>> begin

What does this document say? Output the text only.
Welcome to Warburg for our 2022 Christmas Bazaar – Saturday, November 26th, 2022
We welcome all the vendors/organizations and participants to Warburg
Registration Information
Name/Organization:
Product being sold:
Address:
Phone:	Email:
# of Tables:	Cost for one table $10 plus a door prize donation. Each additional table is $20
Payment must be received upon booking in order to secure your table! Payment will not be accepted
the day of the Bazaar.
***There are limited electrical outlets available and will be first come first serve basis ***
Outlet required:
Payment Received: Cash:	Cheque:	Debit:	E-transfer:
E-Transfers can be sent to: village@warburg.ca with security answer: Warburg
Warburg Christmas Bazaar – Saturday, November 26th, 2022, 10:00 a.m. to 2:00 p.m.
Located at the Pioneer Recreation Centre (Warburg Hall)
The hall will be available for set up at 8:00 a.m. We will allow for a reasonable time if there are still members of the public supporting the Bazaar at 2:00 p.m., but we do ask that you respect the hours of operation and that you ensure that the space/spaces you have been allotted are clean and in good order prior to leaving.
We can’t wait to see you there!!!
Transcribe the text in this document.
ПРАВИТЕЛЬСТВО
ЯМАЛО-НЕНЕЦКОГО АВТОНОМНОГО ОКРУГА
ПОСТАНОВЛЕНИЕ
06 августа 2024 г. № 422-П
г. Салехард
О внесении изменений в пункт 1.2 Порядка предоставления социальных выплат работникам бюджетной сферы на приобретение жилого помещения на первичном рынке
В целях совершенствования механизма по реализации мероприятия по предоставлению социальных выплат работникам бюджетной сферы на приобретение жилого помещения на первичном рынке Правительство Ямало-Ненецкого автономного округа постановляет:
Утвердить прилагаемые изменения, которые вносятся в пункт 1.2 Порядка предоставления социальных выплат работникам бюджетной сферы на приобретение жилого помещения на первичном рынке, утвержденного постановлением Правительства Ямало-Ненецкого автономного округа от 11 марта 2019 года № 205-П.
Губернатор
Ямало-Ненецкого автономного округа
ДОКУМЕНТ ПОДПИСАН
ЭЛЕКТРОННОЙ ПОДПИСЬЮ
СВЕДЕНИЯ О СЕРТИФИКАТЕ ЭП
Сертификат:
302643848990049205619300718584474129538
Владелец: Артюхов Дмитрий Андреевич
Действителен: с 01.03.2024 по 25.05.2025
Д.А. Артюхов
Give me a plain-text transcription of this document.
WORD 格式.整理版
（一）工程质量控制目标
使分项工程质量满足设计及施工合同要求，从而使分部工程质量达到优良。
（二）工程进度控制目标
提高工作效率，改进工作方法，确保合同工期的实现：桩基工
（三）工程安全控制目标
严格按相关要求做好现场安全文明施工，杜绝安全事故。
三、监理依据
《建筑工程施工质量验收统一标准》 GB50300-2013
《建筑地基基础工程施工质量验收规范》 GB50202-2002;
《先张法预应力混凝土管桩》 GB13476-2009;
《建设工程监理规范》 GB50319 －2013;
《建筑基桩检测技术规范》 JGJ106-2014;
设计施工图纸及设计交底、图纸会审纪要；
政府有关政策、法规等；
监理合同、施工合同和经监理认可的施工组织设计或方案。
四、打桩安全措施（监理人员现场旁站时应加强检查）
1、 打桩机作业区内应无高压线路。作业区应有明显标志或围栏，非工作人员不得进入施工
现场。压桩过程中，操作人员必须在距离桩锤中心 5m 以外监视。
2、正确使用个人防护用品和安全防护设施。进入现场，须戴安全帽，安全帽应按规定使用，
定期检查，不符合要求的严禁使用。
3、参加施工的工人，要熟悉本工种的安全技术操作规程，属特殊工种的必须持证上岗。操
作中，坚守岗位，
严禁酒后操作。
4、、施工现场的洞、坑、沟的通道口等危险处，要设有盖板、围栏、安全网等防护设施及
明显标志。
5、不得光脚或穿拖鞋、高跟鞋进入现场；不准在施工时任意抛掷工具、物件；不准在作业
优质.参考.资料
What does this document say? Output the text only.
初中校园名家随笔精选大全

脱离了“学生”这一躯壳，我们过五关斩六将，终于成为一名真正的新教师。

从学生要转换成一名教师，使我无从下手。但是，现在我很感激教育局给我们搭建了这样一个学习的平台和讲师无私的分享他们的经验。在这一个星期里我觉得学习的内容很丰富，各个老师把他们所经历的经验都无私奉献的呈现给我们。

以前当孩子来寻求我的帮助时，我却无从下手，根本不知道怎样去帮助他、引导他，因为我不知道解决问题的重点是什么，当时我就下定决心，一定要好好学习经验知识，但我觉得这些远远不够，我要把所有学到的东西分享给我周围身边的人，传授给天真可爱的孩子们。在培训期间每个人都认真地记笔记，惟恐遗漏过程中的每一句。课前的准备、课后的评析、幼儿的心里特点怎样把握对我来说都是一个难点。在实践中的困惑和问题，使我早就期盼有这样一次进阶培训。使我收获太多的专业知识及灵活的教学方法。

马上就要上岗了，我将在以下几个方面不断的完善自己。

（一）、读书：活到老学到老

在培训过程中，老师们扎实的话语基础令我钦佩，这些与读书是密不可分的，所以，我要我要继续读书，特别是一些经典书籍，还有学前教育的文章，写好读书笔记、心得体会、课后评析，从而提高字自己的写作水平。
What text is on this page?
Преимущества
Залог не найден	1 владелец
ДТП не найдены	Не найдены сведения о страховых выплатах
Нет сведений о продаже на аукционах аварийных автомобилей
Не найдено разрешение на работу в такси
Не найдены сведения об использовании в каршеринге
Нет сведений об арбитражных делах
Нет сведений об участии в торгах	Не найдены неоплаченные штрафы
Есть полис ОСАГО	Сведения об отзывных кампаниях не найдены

>> end

WHAT THE TASK REQUIRES: Copy down every line of the material above that includes the string "November".

FINISHED TASK:
Welcome to Warburg for our 2022 Christmas Bazaar – Saturday, November 26th, 2022
Warburg Christmas Bazaar – Saturday, November 26th, 2022, 10:00 a.m. to 2:00 p.m.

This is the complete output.